SHORT TASK:
Show only lines that include "JSON".

RECORDS TO USE:
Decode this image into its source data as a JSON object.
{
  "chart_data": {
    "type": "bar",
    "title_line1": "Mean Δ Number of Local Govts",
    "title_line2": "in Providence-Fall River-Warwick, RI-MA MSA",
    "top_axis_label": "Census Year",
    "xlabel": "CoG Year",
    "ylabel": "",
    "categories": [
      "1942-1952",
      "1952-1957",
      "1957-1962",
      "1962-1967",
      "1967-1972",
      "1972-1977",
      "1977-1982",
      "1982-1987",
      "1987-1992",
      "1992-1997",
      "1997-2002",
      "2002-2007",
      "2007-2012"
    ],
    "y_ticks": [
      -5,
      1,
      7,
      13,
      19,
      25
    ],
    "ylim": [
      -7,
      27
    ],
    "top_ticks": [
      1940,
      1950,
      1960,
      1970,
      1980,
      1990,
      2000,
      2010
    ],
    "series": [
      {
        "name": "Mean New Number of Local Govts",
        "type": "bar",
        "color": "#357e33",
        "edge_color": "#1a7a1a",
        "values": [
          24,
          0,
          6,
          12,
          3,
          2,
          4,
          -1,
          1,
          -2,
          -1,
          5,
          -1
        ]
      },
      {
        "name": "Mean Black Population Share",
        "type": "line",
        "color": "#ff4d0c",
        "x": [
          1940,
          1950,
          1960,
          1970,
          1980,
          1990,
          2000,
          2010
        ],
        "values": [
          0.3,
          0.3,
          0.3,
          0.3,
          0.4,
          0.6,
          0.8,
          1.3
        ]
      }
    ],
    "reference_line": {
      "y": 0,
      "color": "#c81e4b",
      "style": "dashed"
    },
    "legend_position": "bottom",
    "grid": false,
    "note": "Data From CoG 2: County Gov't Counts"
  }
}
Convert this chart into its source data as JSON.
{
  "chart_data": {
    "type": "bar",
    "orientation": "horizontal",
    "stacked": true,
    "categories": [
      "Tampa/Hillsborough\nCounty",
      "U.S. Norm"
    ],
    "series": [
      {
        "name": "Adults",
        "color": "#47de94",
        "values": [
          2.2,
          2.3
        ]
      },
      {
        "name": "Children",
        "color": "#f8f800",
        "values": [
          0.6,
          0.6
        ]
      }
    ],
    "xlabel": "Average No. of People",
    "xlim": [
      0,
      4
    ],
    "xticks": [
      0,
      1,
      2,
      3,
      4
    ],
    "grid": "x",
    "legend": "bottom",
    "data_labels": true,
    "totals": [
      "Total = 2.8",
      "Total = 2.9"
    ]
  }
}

OUTPUT FOR THIS TASK:
Decode this image into its source data as a JSON object.
Convert this chart into its source data as JSON.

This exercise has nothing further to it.